THE DATA:
----
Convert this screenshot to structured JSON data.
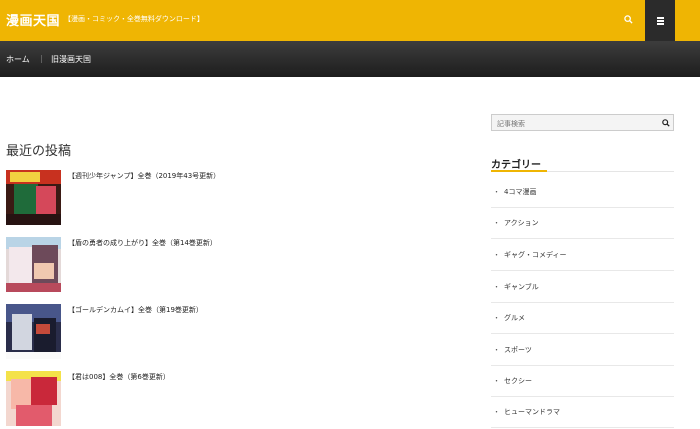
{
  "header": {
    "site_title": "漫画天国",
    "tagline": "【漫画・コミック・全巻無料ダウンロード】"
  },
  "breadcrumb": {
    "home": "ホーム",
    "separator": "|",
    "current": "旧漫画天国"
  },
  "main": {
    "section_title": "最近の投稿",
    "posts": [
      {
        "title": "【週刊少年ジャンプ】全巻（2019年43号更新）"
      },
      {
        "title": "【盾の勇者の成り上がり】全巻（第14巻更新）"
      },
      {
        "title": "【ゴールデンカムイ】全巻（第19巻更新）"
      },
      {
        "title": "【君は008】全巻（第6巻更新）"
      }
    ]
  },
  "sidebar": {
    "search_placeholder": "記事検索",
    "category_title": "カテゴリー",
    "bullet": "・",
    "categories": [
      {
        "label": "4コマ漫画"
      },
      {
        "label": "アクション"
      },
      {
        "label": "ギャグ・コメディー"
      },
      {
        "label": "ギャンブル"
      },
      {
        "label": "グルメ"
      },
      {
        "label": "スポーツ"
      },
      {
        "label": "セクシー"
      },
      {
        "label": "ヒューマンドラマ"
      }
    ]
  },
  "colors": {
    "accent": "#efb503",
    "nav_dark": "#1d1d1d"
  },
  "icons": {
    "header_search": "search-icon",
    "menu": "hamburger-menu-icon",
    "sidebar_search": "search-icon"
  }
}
----
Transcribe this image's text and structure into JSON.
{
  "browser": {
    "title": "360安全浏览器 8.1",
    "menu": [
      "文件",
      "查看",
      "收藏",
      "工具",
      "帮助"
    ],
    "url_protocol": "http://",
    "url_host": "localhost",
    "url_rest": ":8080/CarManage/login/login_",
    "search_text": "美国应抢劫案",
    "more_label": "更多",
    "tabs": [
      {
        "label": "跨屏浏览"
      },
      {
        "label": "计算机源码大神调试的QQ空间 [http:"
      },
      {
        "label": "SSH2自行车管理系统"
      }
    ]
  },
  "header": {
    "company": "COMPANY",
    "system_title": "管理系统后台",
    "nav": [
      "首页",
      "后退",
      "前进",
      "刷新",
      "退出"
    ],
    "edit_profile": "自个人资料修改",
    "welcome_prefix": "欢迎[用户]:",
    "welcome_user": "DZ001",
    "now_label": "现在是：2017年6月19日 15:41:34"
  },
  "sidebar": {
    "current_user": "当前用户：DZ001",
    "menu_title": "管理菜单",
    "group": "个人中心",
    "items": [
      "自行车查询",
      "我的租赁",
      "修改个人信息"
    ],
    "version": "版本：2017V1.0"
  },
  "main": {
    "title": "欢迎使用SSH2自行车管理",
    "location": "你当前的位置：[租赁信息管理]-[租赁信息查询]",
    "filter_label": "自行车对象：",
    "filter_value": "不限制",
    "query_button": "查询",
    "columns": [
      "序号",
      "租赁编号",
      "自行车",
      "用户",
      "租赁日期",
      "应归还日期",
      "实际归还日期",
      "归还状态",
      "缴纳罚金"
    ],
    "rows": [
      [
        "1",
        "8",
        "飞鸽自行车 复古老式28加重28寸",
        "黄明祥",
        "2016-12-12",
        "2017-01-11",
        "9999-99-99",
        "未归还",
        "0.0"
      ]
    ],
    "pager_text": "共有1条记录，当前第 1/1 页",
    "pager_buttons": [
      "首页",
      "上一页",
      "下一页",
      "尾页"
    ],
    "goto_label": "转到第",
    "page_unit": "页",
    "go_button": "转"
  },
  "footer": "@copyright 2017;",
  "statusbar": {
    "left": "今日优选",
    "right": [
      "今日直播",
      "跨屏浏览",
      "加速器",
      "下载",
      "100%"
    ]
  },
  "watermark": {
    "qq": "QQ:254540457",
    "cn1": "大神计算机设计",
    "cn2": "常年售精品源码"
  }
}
----
EXERCISE GOAL:
In the records above, find each line that holds the word "JSON"; copy all such lines.

FULL SOLUTION:
Convert this screenshot to structured JSON data.
Transcribe this image's text and structure into JSON.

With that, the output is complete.